---- DATASET EXTRACT
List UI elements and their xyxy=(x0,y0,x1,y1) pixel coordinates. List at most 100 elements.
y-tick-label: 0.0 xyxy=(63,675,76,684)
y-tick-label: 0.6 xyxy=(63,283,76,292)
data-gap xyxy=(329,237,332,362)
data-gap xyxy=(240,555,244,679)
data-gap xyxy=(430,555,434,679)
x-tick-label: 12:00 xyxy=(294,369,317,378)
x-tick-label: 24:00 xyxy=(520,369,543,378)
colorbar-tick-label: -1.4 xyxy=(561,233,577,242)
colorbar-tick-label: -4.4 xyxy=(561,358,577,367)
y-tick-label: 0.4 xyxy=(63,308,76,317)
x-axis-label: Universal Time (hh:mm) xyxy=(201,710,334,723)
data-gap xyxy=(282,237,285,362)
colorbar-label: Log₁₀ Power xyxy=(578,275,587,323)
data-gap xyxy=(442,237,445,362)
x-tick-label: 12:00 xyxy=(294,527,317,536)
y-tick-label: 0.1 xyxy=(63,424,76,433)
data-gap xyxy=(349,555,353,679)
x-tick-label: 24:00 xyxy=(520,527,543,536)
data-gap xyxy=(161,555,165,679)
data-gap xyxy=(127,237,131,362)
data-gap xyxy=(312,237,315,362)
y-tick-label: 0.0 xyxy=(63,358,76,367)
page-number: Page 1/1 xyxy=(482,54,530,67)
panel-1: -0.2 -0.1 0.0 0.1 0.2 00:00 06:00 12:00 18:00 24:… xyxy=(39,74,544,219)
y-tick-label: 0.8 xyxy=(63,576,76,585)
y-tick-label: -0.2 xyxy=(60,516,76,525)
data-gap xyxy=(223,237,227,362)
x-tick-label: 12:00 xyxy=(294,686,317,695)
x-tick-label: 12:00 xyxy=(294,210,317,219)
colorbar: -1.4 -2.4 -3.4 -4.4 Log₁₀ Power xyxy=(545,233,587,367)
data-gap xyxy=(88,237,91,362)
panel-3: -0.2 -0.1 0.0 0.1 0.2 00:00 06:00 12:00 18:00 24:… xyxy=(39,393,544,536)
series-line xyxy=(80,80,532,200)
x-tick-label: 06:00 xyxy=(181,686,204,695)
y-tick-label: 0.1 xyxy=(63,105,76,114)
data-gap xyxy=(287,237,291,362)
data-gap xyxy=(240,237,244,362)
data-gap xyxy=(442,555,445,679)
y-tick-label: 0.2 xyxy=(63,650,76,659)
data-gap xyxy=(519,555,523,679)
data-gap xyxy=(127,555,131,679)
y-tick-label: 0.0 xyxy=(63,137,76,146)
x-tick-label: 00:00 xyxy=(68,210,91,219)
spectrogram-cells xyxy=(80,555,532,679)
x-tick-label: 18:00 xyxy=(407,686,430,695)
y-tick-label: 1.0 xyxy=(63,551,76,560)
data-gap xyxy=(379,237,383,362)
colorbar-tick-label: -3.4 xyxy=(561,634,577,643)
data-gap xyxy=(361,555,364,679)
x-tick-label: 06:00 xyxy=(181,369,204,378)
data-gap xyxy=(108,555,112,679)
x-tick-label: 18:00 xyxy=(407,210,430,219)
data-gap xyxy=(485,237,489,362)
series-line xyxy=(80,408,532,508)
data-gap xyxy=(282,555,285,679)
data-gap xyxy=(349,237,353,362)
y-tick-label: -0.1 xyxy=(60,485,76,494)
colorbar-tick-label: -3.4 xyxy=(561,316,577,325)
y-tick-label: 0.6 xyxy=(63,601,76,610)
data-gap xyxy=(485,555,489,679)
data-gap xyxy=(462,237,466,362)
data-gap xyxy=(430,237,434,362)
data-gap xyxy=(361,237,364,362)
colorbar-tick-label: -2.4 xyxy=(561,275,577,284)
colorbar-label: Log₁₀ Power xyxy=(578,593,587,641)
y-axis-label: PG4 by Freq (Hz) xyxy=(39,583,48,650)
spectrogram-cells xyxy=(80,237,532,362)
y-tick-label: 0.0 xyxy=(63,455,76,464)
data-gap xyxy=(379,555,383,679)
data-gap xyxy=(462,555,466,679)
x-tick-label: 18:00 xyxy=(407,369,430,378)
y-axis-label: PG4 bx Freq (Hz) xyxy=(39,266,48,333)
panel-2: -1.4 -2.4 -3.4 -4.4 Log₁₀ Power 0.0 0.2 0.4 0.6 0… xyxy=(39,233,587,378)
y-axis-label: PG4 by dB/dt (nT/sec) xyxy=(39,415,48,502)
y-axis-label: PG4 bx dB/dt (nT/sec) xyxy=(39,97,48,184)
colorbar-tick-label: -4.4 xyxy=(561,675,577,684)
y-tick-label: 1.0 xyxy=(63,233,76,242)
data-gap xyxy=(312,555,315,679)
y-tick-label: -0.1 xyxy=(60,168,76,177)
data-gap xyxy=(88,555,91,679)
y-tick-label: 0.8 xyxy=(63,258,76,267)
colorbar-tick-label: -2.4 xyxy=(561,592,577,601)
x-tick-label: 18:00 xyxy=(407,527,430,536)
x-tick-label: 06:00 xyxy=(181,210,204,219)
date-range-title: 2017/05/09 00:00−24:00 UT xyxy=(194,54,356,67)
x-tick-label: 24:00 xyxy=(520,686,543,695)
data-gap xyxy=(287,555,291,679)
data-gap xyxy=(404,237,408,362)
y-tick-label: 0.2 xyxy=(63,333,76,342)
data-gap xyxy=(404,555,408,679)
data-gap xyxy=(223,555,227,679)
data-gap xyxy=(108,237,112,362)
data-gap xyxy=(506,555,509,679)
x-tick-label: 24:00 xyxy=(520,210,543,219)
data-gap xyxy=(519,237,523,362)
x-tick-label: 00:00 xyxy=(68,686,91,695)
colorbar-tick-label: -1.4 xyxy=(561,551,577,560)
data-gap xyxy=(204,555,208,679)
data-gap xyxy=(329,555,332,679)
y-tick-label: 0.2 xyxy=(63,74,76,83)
--------
- _WRITTEN REQUEST_
Please copy the items above word for word, starting with the first line and going on through the line that contains "x-tick-label: 06:00 xyxy=(181,369,204,378)".

- _REPLY TO THE EXERCISE_
List UI elements and their xyxy=(x0,y0,x1,y1) pixel coordinates. List at most 100 elements.
y-tick-label: 0.0 xyxy=(63,675,76,684)
y-tick-label: 0.6 xyxy=(63,283,76,292)
data-gap xyxy=(329,237,332,362)
data-gap xyxy=(240,555,244,679)
data-gap xyxy=(430,555,434,679)
x-tick-label: 12:00 xyxy=(294,369,317,378)
x-tick-label: 24:00 xyxy=(520,369,543,378)
colorbar-tick-label: -1.4 xyxy=(561,233,577,242)
colorbar-tick-label: -4.4 xyxy=(561,358,577,367)
y-tick-label: 0.4 xyxy=(63,308,76,317)
x-axis-label: Universal Time (hh:mm) xyxy=(201,710,334,723)
data-gap xyxy=(282,237,285,362)
colorbar-label: Log₁₀ Power xyxy=(578,275,587,323)
data-gap xyxy=(442,237,445,362)
x-tick-label: 12:00 xyxy=(294,527,317,536)
y-tick-label: 0.1 xyxy=(63,424,76,433)
data-gap xyxy=(349,555,353,679)
x-tick-label: 24:00 xyxy=(520,527,543,536)
data-gap xyxy=(161,555,165,679)
data-gap xyxy=(127,237,131,362)
data-gap xyxy=(312,237,315,362)
y-tick-label: 0.0 xyxy=(63,358,76,367)
page-number: Page 1/1 xyxy=(482,54,530,67)
panel-1: -0.2 -0.1 0.0 0.1 0.2 00:00 06:00 12:00 18:00 24:… xyxy=(39,74,544,219)
y-tick-label: 0.8 xyxy=(63,576,76,585)
y-tick-label: -0.2 xyxy=(60,516,76,525)
data-gap xyxy=(223,237,227,362)
x-tick-label: 12:00 xyxy=(294,686,317,695)
x-tick-label: 12:00 xyxy=(294,210,317,219)
colorbar: -1.4 -2.4 -3.4 -4.4 Log₁₀ Power xyxy=(545,233,587,367)
data-gap xyxy=(88,237,91,362)
panel-3: -0.2 -0.1 0.0 0.1 0.2 00:00 06:00 12:00 18:00 24:… xyxy=(39,393,544,536)
series-line xyxy=(80,80,532,200)
x-tick-label: 06:00 xyxy=(181,686,204,695)
y-tick-label: 0.1 xyxy=(63,105,76,114)
data-gap xyxy=(287,237,291,362)
data-gap xyxy=(240,237,244,362)
data-gap xyxy=(442,555,445,679)
y-tick-label: 0.2 xyxy=(63,650,76,659)
data-gap xyxy=(519,555,523,679)
data-gap xyxy=(127,555,131,679)
y-tick-label: 0.0 xyxy=(63,137,76,146)
x-tick-label: 00:00 xyxy=(68,210,91,219)
spectrogram-cells xyxy=(80,555,532,679)
x-tick-label: 18:00 xyxy=(407,686,430,695)
y-tick-label: 1.0 xyxy=(63,551,76,560)
data-gap xyxy=(379,237,383,362)
colorbar-tick-label: -3.4 xyxy=(561,634,577,643)
data-gap xyxy=(361,555,364,679)
x-tick-label: 06:00 xyxy=(181,369,204,378)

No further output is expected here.